AIM OF THE EXERCISE: List the lines of this listing that hold the word "minor".

— START OF STORED RECORDS —

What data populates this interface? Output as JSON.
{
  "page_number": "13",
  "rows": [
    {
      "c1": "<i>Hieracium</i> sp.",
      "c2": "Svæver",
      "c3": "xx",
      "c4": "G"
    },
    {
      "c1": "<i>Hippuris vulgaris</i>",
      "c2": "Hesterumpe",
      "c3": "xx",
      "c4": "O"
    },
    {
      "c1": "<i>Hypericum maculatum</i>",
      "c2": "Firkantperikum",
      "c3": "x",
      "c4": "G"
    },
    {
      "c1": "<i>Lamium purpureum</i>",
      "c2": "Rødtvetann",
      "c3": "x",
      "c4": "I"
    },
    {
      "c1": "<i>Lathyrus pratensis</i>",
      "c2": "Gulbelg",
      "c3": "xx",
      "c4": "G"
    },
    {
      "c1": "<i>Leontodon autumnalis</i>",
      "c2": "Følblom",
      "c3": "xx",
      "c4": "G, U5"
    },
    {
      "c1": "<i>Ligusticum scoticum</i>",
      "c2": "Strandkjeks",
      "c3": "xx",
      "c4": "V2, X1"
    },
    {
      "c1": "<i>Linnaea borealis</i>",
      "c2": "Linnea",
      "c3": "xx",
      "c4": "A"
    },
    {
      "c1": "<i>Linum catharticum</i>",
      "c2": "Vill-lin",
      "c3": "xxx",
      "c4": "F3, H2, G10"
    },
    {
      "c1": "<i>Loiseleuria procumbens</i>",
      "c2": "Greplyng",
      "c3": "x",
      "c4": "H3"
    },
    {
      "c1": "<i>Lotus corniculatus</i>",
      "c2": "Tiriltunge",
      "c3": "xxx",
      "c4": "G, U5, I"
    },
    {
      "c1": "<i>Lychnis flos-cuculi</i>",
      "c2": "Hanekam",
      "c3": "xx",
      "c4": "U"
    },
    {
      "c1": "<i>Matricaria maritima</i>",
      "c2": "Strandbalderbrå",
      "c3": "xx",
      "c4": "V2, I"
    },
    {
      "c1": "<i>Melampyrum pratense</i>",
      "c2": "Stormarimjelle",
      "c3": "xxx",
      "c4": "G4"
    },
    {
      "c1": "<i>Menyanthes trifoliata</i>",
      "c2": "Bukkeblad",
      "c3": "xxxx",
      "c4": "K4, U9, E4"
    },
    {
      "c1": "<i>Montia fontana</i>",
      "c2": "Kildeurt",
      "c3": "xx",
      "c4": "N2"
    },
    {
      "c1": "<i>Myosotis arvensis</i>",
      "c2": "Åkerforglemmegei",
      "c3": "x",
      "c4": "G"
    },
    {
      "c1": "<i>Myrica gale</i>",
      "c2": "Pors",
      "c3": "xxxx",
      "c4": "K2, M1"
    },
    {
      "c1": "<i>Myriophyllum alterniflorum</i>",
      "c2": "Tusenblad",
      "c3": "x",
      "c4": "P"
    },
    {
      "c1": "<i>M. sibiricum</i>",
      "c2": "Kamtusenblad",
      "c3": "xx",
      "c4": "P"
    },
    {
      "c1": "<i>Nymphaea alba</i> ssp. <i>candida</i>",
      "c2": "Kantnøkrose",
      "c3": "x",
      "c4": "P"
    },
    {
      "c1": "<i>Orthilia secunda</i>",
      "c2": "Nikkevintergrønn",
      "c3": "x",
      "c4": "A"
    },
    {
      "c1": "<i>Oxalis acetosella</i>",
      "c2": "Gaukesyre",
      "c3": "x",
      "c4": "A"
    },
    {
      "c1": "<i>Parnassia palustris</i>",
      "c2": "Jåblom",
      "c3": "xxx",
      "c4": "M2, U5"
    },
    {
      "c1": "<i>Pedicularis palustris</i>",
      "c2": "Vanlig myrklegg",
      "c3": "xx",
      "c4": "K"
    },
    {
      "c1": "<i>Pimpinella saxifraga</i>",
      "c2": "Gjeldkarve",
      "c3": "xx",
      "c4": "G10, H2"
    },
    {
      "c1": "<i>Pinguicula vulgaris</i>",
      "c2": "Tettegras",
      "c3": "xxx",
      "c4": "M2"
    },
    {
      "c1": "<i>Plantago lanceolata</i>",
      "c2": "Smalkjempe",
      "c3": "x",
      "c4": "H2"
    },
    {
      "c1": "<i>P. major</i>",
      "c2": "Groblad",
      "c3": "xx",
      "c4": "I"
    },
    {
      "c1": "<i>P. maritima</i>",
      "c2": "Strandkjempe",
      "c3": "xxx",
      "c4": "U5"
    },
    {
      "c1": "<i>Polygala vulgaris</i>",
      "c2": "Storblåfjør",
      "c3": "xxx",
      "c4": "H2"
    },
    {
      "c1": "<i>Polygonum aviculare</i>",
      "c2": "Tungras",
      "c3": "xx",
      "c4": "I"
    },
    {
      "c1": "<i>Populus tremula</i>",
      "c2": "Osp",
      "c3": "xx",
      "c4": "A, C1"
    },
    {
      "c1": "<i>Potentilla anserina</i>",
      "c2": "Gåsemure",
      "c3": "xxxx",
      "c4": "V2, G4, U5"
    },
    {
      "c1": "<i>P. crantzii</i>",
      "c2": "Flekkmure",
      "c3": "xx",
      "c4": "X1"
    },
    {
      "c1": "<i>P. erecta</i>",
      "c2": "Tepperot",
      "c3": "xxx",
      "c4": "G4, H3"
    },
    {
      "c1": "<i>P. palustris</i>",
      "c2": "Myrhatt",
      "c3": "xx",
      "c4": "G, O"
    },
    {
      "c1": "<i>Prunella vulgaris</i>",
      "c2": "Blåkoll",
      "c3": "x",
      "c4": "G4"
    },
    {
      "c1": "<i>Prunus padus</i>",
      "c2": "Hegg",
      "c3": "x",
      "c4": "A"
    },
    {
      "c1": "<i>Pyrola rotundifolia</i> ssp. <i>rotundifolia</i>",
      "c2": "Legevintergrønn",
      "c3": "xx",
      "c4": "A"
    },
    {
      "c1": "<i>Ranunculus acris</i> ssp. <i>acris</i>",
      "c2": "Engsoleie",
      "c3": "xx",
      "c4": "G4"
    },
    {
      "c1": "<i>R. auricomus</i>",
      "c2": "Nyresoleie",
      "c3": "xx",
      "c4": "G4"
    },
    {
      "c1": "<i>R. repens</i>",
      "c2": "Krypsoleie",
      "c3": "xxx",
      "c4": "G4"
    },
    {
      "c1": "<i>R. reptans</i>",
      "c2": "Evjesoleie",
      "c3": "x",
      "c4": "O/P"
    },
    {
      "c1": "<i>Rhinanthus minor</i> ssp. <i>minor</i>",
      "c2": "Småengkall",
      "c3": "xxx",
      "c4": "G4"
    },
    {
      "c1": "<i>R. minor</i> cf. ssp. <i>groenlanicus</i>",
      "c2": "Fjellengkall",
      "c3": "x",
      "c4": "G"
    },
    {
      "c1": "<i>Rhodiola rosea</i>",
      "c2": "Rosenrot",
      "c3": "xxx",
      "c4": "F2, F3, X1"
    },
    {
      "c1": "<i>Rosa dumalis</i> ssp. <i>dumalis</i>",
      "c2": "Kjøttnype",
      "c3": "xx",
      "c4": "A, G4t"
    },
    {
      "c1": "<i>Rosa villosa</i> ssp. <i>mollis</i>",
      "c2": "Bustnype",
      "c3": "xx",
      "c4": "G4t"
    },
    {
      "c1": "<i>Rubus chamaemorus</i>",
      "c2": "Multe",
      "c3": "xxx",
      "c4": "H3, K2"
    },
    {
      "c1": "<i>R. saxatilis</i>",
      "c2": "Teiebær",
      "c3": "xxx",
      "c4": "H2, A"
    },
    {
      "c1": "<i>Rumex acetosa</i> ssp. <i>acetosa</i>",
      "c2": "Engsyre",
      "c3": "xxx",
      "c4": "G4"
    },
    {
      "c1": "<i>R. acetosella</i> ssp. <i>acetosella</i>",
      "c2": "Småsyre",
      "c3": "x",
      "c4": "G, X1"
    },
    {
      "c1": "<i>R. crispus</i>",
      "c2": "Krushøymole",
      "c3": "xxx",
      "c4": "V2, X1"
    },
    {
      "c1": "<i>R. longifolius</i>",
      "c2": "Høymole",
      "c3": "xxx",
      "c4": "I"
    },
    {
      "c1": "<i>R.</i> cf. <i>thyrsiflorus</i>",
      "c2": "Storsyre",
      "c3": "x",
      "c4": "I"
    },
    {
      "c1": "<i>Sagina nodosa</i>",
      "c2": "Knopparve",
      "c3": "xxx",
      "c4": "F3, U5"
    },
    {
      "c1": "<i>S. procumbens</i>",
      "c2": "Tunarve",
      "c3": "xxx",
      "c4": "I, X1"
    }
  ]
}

— END OF STORED RECORDS —

ANSWER BELOW:
      "c1": "<i>Rhinanthus minor</i> ssp. <i>minor</i>",
      "c1": "<i>R. minor</i> cf. ssp. <i>groenlanicus</i>",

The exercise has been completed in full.